Say you are tired (I am) and Ayurvedic masseuse
appears at your door.
Rajeswari
pushes up her bangles to oil away my fatigue with
what feels like at least four pairs of hands. Sleepily,
I identify the scents of lemongrass, eucalyptus,
and sandal-wood. Raji is 28 and despite her steady
job and good grasp of English, she is, she tells
me matter-of-factly, unlikely to marry. Her father
is a drunk and out of work; the dowry needed before
a Nair girl's family can look for a good husband
is an impossible dream.
In
the evening a traditional theater troupe assembles
on the lawn. I tend to avoid tourist shows, but
this Yakshagana performance - bombastic song-and-dance
treatment of episodes from the life of Krishna -
proves irresistible, mainly for its Midsummer Night's
Dream qualities. The players, all trades-men during
the day, include a carpenter and a flower seller.
They take their religious epics from village to
village, our host explains, sotto voce, as Krishna,
an electrician, makes short work of his wicked uncle,
a clerk in the nearby college of education.
Much
of my time at Chikmagalur is spent trying to avoid
the reproachful gaze of Sayed Abdul Babu, the hotel's
resident magician whose show I have unaccountably
missed. He produces certificates to prove his skills.
How could I have ignored his start turn, the extraction
from his mouth of 150 rusty nails?
I have instead been playing darts until midnight
in the snug of an English pub. Shaji Philip, the
coffee king, has invite me for whiskey at the planters'
hangout. The Kadur Club has stood its ground in
Chikmagalur for more than a century, originally
as a homey escape for expatriate plantation managers.

#### Dataset extract:
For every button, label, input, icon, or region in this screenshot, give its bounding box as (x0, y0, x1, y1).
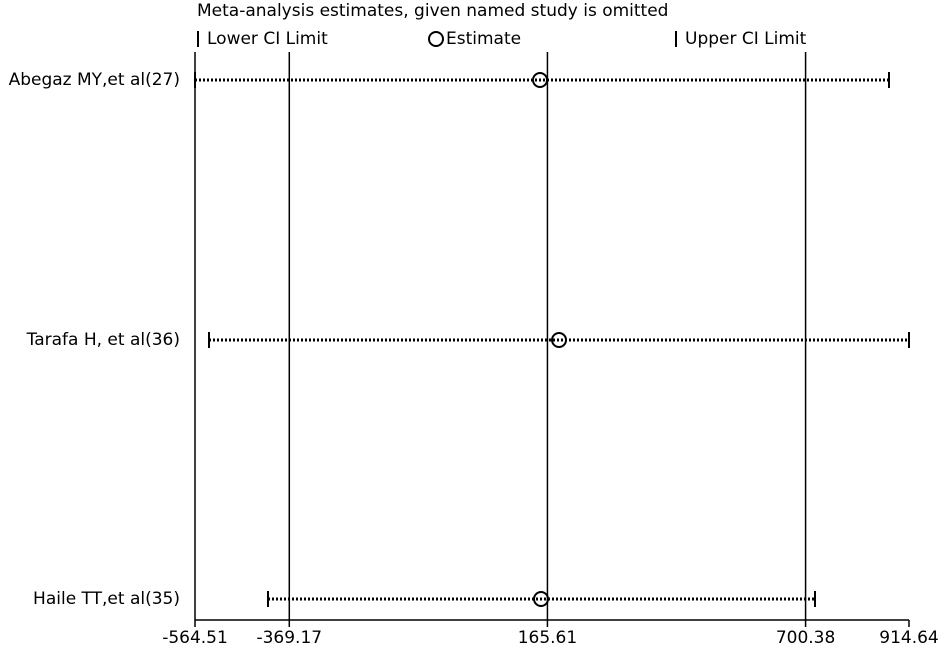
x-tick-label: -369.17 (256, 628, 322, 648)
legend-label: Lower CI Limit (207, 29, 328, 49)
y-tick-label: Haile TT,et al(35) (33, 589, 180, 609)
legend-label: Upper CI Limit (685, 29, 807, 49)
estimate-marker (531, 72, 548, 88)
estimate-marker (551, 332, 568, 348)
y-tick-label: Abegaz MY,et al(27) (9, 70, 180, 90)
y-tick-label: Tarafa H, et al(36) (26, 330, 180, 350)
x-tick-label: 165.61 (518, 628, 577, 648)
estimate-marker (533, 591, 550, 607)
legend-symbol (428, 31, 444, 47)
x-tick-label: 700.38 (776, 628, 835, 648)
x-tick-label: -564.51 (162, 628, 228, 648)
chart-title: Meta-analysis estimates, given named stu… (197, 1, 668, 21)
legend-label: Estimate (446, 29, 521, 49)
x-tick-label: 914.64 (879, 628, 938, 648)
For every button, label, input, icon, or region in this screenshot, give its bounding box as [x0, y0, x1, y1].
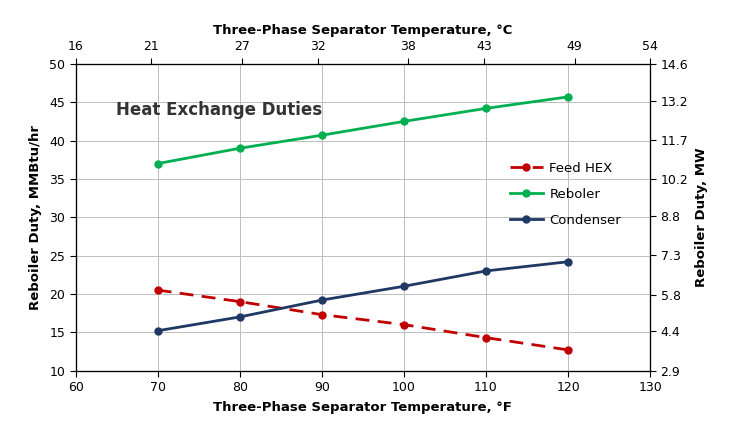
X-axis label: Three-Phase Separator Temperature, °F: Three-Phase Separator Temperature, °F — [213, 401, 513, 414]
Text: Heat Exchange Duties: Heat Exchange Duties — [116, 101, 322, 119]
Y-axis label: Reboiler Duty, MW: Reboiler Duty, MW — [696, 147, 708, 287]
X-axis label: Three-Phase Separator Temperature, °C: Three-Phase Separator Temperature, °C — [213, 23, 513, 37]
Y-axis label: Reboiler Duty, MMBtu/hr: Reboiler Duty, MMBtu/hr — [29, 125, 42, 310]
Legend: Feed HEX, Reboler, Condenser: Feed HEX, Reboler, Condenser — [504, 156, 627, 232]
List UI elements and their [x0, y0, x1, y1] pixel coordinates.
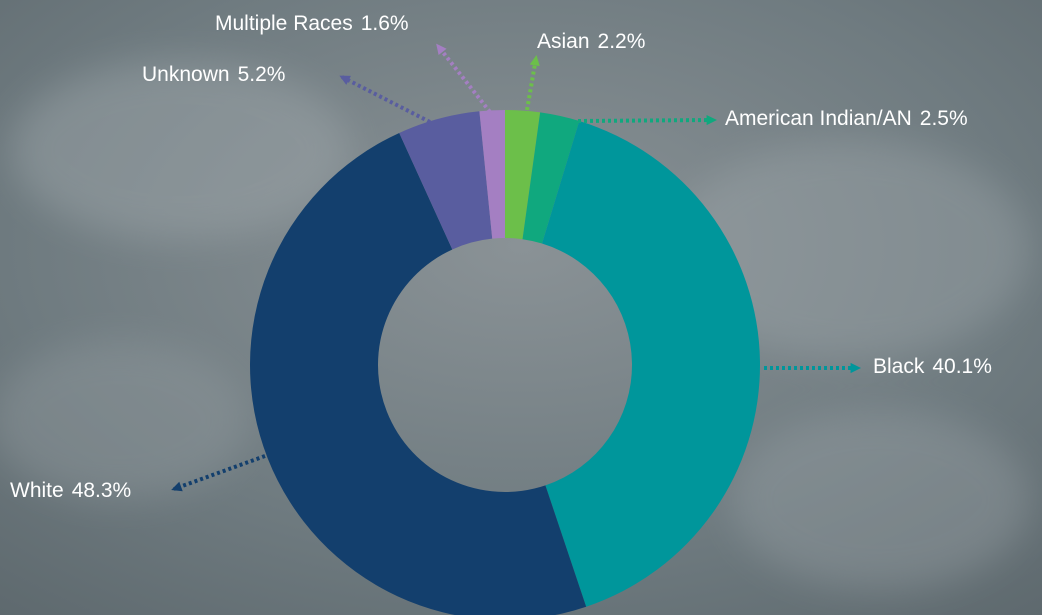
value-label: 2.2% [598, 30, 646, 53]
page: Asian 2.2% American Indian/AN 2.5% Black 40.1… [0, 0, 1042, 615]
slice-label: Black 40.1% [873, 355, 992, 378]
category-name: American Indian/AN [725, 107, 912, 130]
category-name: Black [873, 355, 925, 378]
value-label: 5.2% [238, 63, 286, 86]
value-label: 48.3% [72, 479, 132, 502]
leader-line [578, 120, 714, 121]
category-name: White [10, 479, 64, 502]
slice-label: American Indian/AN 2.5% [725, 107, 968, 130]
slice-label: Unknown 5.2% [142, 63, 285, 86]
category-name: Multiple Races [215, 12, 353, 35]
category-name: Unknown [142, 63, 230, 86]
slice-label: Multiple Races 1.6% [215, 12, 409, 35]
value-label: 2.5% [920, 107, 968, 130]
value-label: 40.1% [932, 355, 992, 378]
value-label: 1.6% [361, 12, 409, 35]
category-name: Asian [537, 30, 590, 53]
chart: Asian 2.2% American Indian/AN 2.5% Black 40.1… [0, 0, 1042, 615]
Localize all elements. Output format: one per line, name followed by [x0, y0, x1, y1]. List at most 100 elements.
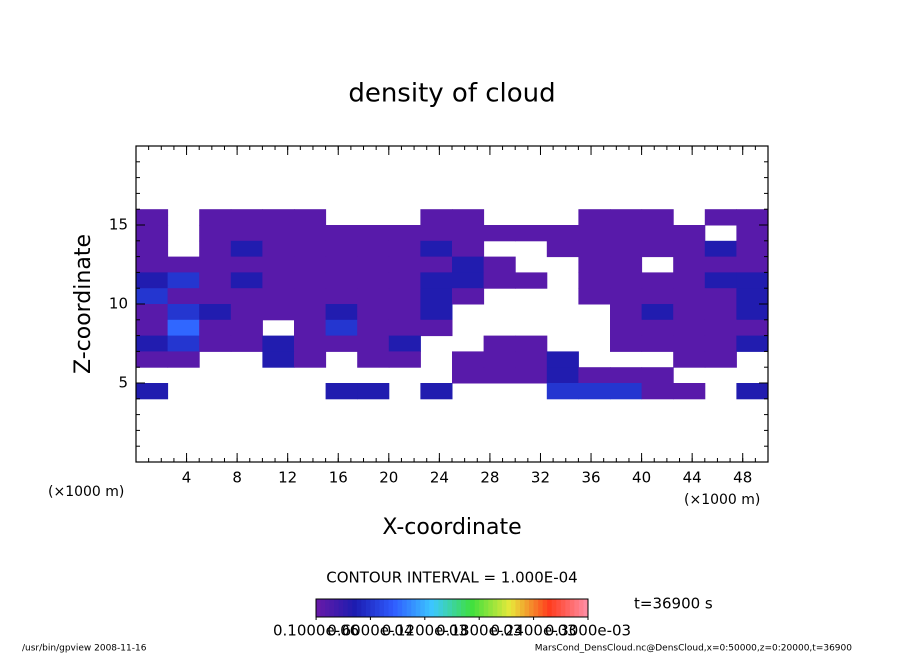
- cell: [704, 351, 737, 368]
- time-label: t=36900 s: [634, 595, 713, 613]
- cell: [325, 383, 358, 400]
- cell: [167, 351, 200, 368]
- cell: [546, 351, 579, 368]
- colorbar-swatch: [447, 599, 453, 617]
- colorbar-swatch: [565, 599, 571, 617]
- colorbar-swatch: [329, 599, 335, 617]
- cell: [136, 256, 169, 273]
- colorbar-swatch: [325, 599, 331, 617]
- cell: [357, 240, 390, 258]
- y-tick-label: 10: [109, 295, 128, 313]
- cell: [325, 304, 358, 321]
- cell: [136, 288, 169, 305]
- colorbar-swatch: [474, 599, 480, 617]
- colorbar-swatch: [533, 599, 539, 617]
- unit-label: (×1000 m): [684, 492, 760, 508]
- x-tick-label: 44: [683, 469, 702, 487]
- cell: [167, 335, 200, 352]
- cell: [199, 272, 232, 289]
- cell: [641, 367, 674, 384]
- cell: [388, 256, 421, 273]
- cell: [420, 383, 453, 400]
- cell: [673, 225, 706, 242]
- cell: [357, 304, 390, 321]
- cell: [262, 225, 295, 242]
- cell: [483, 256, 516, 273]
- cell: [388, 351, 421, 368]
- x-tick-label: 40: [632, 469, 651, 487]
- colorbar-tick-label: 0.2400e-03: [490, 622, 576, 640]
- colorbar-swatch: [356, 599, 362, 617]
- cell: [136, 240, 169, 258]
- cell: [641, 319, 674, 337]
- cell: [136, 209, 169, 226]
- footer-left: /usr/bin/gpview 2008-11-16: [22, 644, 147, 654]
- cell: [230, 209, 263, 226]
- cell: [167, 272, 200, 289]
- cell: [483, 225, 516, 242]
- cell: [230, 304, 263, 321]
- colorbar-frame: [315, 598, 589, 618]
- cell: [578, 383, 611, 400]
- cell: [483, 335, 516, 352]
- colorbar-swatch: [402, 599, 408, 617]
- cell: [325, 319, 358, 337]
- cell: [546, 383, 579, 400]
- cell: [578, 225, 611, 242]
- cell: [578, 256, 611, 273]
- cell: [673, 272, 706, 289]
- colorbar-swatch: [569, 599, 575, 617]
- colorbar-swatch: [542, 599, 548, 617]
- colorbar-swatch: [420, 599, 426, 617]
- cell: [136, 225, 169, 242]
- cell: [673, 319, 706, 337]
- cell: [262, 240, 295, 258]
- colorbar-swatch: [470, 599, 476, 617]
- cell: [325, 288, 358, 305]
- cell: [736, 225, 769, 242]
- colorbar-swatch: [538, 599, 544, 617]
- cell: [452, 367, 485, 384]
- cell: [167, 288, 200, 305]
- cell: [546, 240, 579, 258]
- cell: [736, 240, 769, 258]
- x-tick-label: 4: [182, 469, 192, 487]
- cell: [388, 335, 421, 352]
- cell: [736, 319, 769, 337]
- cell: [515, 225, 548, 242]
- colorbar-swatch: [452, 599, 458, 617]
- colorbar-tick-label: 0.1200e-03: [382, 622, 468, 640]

#### To do:
For each statement below, decide whether it agrees with the travel passage about Chikmagalur. Answer yes or no, and quote the words from the passage that decide it. 1. The Yakshagana players work as tradesmen during the day, among them a carpenter and a flower seller. 2. The narrator attended the show given by the hotel's resident magician. 3. The Kadur Club was originally a retreat for expatriate plantation managers.

#### Result:
1. Yes: "The players, all trades-men during the day, include a carpenter and a flower seller."
2. No: "the hotel's resident magician whose show I have unaccountably missed."
3. Yes: "originally as a homey escape for expatriate plantation managers."